- WHAT IS REQUIRED:
Exactly as written, retype the listing below, omitting the pictures.

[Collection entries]
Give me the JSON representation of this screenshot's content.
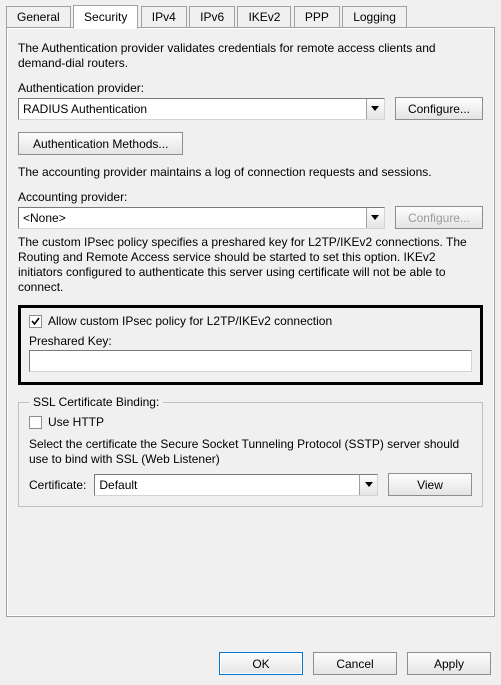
{
  "tabs": {
    "general": "General",
    "security": "Security",
    "ipv4": "IPv4",
    "ipv6": "IPv6",
    "ikev2": "IKEv2",
    "ppp": "PPP",
    "logging": "Logging"
  },
  "security": {
    "auth_desc": "The Authentication provider validates credentials for remote access clients and demand-dial routers.",
    "auth_provider_label": "Authentication provider:",
    "auth_provider_value": "RADIUS Authentication",
    "configure_label": "Configure...",
    "auth_methods_label": "Authentication Methods...",
    "acct_desc": "The accounting provider maintains a log of connection requests and sessions.",
    "acct_provider_label": "Accounting provider:",
    "acct_provider_value": "<None>",
    "ipsec_desc": "The custom IPsec policy specifies a preshared key for L2TP/IKEv2 connections. The Routing and Remote Access service should be started to set this option. IKEv2 initiators configured to authenticate this server using certificate will not be able to connect.",
    "allow_custom_ipsec_label": "Allow custom IPsec policy for L2TP/IKEv2 connection",
    "allow_custom_ipsec_checked": true,
    "preshared_key_label": "Preshared Key:",
    "preshared_key_value": "",
    "ssl_group_label": "SSL Certificate Binding:",
    "use_http_label": "Use HTTP",
    "use_http_checked": false,
    "ssl_desc": "Select the certificate the Secure Socket Tunneling Protocol (SSTP) server should use to bind with SSL (Web Listener)",
    "cert_label": "Certificate:",
    "cert_value": "Default",
    "view_label": "View"
  },
  "buttons": {
    "ok": "OK",
    "cancel": "Cancel",
    "apply": "Apply"
  }
}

- EXERCISE RESULT:
Give me the JSON representation of this screenshot's content.
{
  "tabs": {
    "general": "General",
    "security": "Security",
    "ipv4": "IPv4",
    "ipv6": "IPv6",
    "ikev2": "IKEv2",
    "ppp": "PPP",
    "logging": "Logging"
  },
  "security": {
    "auth_desc": "The Authentication provider validates credentials for remote access clients and demand-dial routers.",
    "auth_provider_label": "Authentication provider:",
    "auth_provider_value": "RADIUS Authentication",
    "configure_label": "Configure...",
    "auth_methods_label": "Authentication Methods...",
    "acct_desc": "The accounting provider maintains a log of connection requests and sessions.",
    "acct_provider_label": "Accounting provider:",
    "acct_provider_value": "<None>",
    "ipsec_desc": "The custom IPsec policy specifies a preshared key for L2TP/IKEv2 connections. The Routing and Remote Access service should be started to set this option. IKEv2 initiators configured to authenticate this server using certificate will not be able to connect.",
    "allow_custom_ipsec_label": "Allow custom IPsec policy for L2TP/IKEv2 connection",
    "allow_custom_ipsec_checked": true,
    "preshared_key_label": "Preshared Key:",
    "preshared_key_value": "",
    "ssl_group_label": "SSL Certificate Binding:",
    "use_http_label": "Use HTTP",
    "use_http_checked": false,
    "ssl_desc": "Select the certificate the Secure Socket Tunneling Protocol (SSTP) server should use to bind with SSL (Web Listener)",
    "cert_label": "Certificate:",
    "cert_value": "Default",
    "view_label": "View"
  },
  "buttons": {
    "ok": "OK",
    "cancel": "Cancel",
    "apply": "Apply"
  }
}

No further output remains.